TASK STATEMENT: Show every line below where "this" can be found.

STORED RECORDS:

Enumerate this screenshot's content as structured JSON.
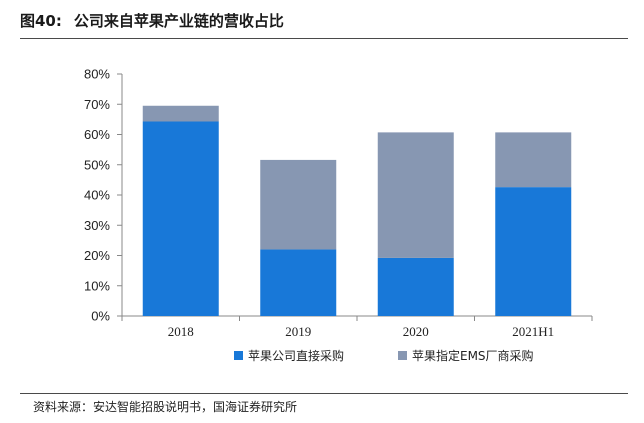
{
  "figure": {
    "number": "图40:",
    "title": "公司来自苹果产业链的营收占比"
  },
  "source_note": "资料来源：安达智能招股说明书，国海证券研究所",
  "colors": {
    "series_direct": "#1878d8",
    "series_ems": "#8797b2",
    "axis": "#888888",
    "rule": "#4a4a4a"
  },
  "chart_data": {
    "type": "bar",
    "stacked": true,
    "categories": [
      "2018",
      "2019",
      "2020",
      "2021H1"
    ],
    "series": [
      {
        "name": "苹果公司直接采购",
        "values": [
          64.3,
          22.0,
          19.2,
          42.6
        ]
      },
      {
        "name": "苹果指定EMS厂商采购",
        "values": [
          5.2,
          29.6,
          41.5,
          18.1
        ]
      }
    ],
    "ylim": [
      0,
      80
    ],
    "yticks": [
      0,
      10,
      20,
      30,
      40,
      50,
      60,
      70,
      80
    ],
    "ytick_labels": [
      "0%",
      "10%",
      "20%",
      "30%",
      "40%",
      "50%",
      "60%",
      "70%",
      "80%"
    ],
    "legend_position": "bottom",
    "grid": false,
    "xlabel": "",
    "ylabel": ""
  }
}
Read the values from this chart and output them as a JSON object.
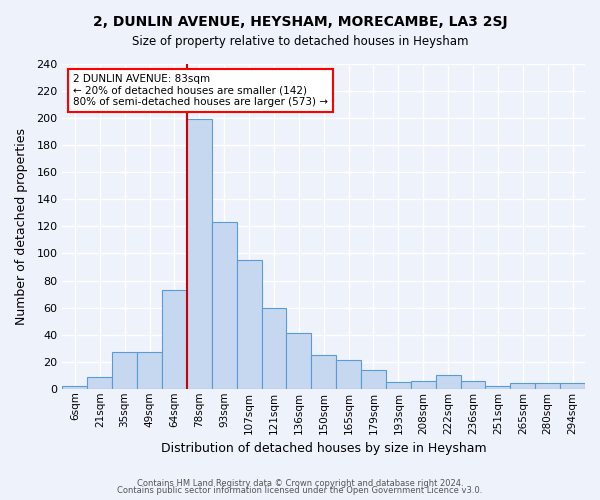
{
  "title": "2, DUNLIN AVENUE, HEYSHAM, MORECAMBE, LA3 2SJ",
  "subtitle": "Size of property relative to detached houses in Heysham",
  "xlabel": "Distribution of detached houses by size in Heysham",
  "ylabel": "Number of detached properties",
  "bar_labels": [
    "6sqm",
    "21sqm",
    "35sqm",
    "49sqm",
    "64sqm",
    "78sqm",
    "93sqm",
    "107sqm",
    "121sqm",
    "136sqm",
    "150sqm",
    "165sqm",
    "179sqm",
    "193sqm",
    "208sqm",
    "222sqm",
    "236sqm",
    "251sqm",
    "265sqm",
    "280sqm",
    "294sqm"
  ],
  "bar_values": [
    2,
    9,
    27,
    27,
    73,
    199,
    123,
    95,
    60,
    41,
    25,
    21,
    14,
    5,
    6,
    10,
    6,
    2,
    4,
    4,
    4
  ],
  "bar_color": "#c5d8f0",
  "bar_edge_color": "#5b9bd5",
  "vline_index": 5,
  "annotation_title": "2 DUNLIN AVENUE: 83sqm",
  "annotation_line1": "← 20% of detached houses are smaller (142)",
  "annotation_line2": "80% of semi-detached houses are larger (573) →",
  "vline_color": "#cc0000",
  "ylim": [
    0,
    240
  ],
  "yticks": [
    0,
    20,
    40,
    60,
    80,
    100,
    120,
    140,
    160,
    180,
    200,
    220,
    240
  ],
  "footer1": "Contains HM Land Registry data © Crown copyright and database right 2024.",
  "footer2": "Contains public sector information licensed under the Open Government Licence v3.0.",
  "bg_color": "#eef2fb",
  "grid_color": "#ffffff"
}
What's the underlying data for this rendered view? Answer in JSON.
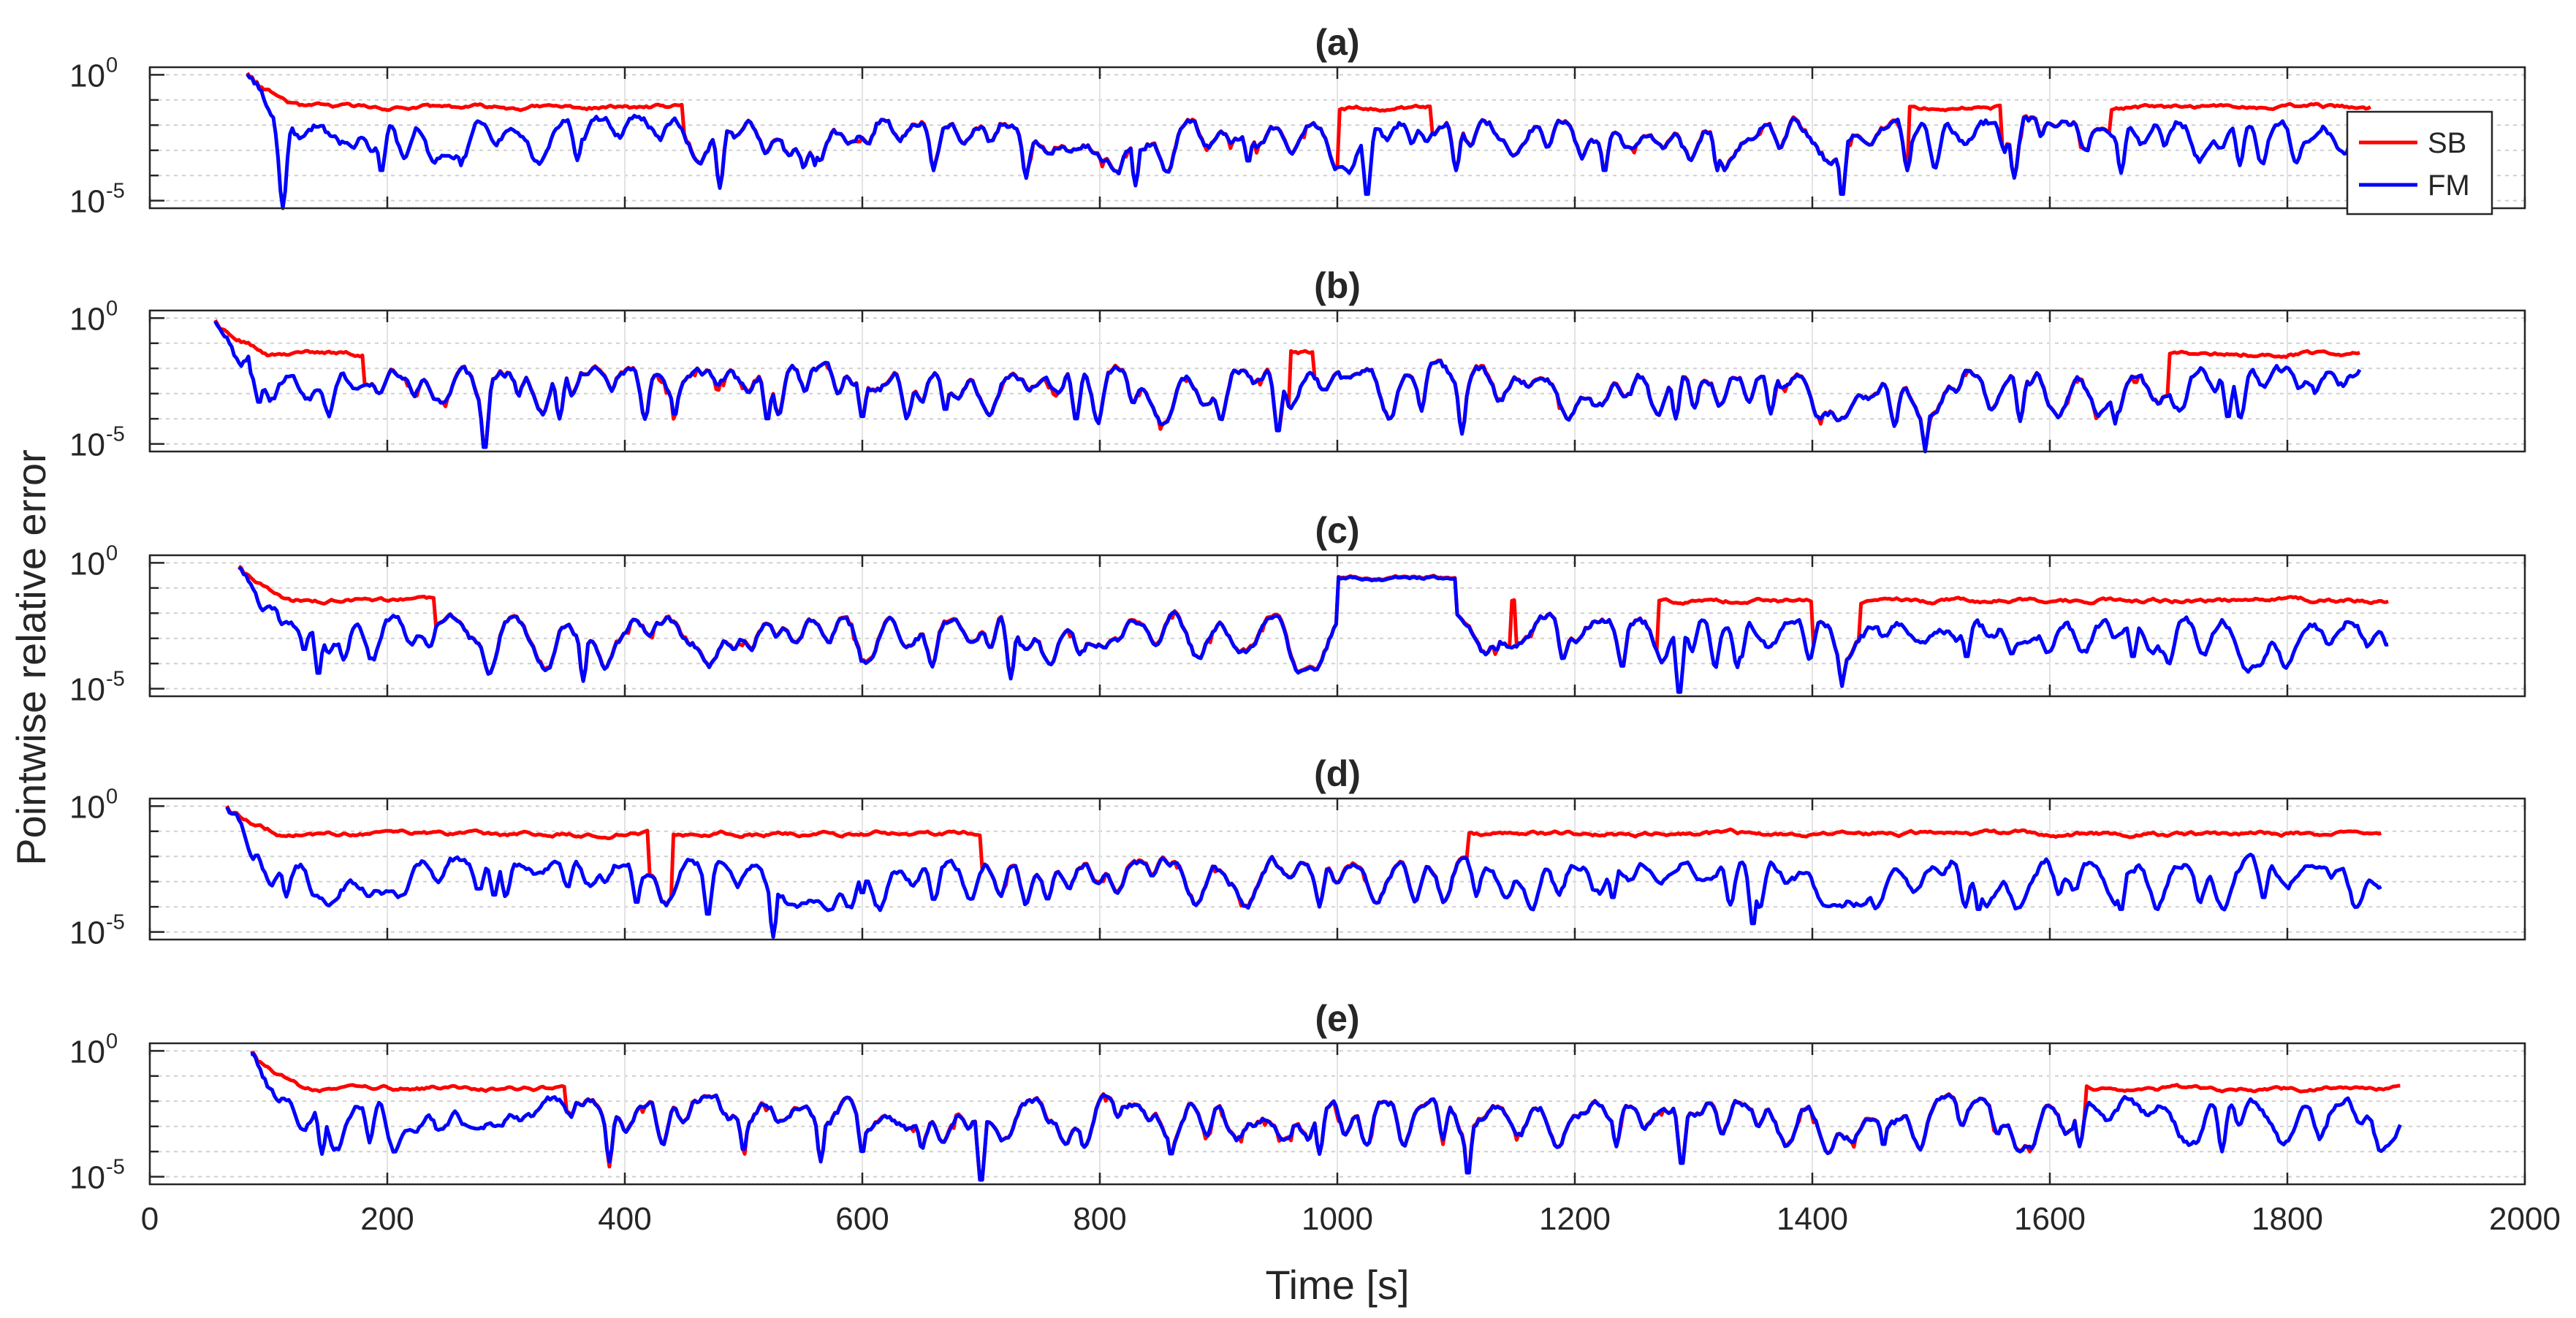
{
  "chart_data": {
    "type": "line",
    "ylabel": "Pointwise relative error",
    "xlabel": "Time [s]",
    "xlim": [
      0,
      2000
    ],
    "x_ticks": [
      0,
      200,
      400,
      600,
      800,
      1000,
      1200,
      1400,
      1600,
      1800,
      2000
    ],
    "x_tick_labels": [
      "0",
      "200",
      "400",
      "600",
      "800",
      "1000",
      "1200",
      "1400",
      "1600",
      "1800",
      "2000"
    ],
    "y_scale": "log",
    "ylim": [
      1e-05,
      1
    ],
    "y_tick_labels": [
      {
        "base": "10",
        "exp": "0"
      },
      {
        "base": "10",
        "exp": "-5"
      }
    ],
    "grid": true,
    "legend": {
      "position": "top-right of panel (a)",
      "entries": [
        {
          "name": "SB",
          "color": "#ff0000"
        },
        {
          "name": "FM",
          "color": "#0000ff"
        }
      ]
    },
    "series_note": "Red SB and blue FM traces are dense noisy log-scale error curves; values approximated from the figure (log10 of relative error).",
    "panels": [
      {
        "title": "(a)",
        "start": 82,
        "end": 1870,
        "seed": 11,
        "sb_baseline_log10": -1.3,
        "fm_baseline_log10": -1.9,
        "overlap_intervals": [
          [
            450,
            1000
          ],
          [
            1080,
            1480
          ],
          [
            1560,
            1650
          ]
        ],
        "dips_log10": [
          [
            112,
            -5.3
          ],
          [
            195,
            -3.9
          ],
          [
            262,
            -3.6
          ],
          [
            360,
            -3.4
          ],
          [
            480,
            -4.5
          ],
          [
            560,
            -3.6
          ],
          [
            660,
            -3.8
          ],
          [
            830,
            -4.4
          ],
          [
            925,
            -3.5
          ],
          [
            1025,
            -4.9
          ],
          [
            1100,
            -3.8
          ],
          [
            1225,
            -3.9
          ],
          [
            1320,
            -3.8
          ],
          [
            1425,
            -4.9
          ],
          [
            1480,
            -3.8
          ],
          [
            1570,
            -4.1
          ],
          [
            1660,
            -3.9
          ],
          [
            1760,
            -3.6
          ]
        ]
      },
      {
        "title": "(b)",
        "start": 55,
        "end": 1862,
        "seed": 23,
        "sb_baseline_log10": -1.4,
        "fm_baseline_log10": -2.1,
        "overlap_intervals": [
          [
            180,
            960
          ],
          [
            980,
            1700
          ]
        ],
        "dips_log10": [
          [
            92,
            -3.4
          ],
          [
            282,
            -5.3
          ],
          [
            345,
            -4.0
          ],
          [
            442,
            -3.9
          ],
          [
            520,
            -4.1
          ],
          [
            600,
            -4.0
          ],
          [
            670,
            -3.7
          ],
          [
            780,
            -4.1
          ],
          [
            950,
            -4.6
          ],
          [
            1105,
            -4.6
          ],
          [
            1195,
            -3.8
          ],
          [
            1285,
            -4.0
          ],
          [
            1365,
            -3.8
          ],
          [
            1495,
            -5.3
          ],
          [
            1575,
            -4.1
          ],
          [
            1655,
            -4.2
          ],
          [
            1750,
            -4.0
          ]
        ]
      },
      {
        "title": "(c)",
        "start": 75,
        "end": 1885,
        "seed": 37,
        "sb_baseline_log10": -1.5,
        "fm_baseline_log10": -2.2,
        "overlap_intervals": [
          [
            240,
            1145
          ],
          [
            1150,
            1270
          ],
          [
            1400,
            1440
          ]
        ],
        "plateau": [
          1000,
          1100,
          -0.6
        ],
        "dips_log10": [
          [
            130,
            -3.5
          ],
          [
            142,
            -4.5
          ],
          [
            365,
            -4.7
          ],
          [
            475,
            -3.8
          ],
          [
            600,
            -4.0
          ],
          [
            725,
            -4.6
          ],
          [
            798,
            -3.1
          ],
          [
            1134,
            -3.5
          ],
          [
            1240,
            -4.2
          ],
          [
            1288,
            -5.3
          ],
          [
            1340,
            -3.8
          ],
          [
            1425,
            -4.9
          ],
          [
            1530,
            -3.8
          ],
          [
            1670,
            -3.8
          ],
          [
            1780,
            -3.7
          ]
        ]
      },
      {
        "title": "(d)",
        "start": 65,
        "end": 1880,
        "seed": 53,
        "sb_baseline_log10": -1.1,
        "fm_baseline_log10": -2.2,
        "overlap_intervals": [
          [
            420,
            440
          ],
          [
            700,
            1110
          ]
        ],
        "dips_log10": [
          [
            115,
            -3.6
          ],
          [
            290,
            -3.6
          ],
          [
            410,
            -3.9
          ],
          [
            470,
            -4.4
          ],
          [
            525,
            -5.2
          ],
          [
            600,
            -3.5
          ],
          [
            985,
            -4.0
          ],
          [
            1232,
            -3.7
          ],
          [
            1350,
            -4.8
          ],
          [
            1455,
            -4.0
          ],
          [
            1540,
            -4.2
          ],
          [
            1660,
            -4.2
          ],
          [
            1780,
            -3.7
          ]
        ]
      },
      {
        "title": "(e)",
        "start": 85,
        "end": 1895,
        "seed": 71,
        "sb_baseline_log10": -1.5,
        "fm_baseline_log10": -2.0,
        "overlap_intervals": [
          [
            350,
            1630
          ]
        ],
        "dips_log10": [
          [
            145,
            -4.1
          ],
          [
            387,
            -4.4
          ],
          [
            500,
            -4.0
          ],
          [
            565,
            -4.4
          ],
          [
            600,
            -4.1
          ],
          [
            700,
            -5.3
          ],
          [
            860,
            -4.2
          ],
          [
            985,
            -4.1
          ],
          [
            1110,
            -5.0
          ],
          [
            1235,
            -3.8
          ],
          [
            1290,
            -4.6
          ],
          [
            1460,
            -3.8
          ],
          [
            1625,
            -3.8
          ],
          [
            1745,
            -4.0
          ],
          [
            1880,
            -3.6
          ]
        ]
      }
    ]
  }
}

EXPECTED OUTPUT:
Enumerate this screenshot's content as structured JSON.
Read the values from this chart and output them as a JSON object.
What's the underlying data for this rendered view? Answer in JSON.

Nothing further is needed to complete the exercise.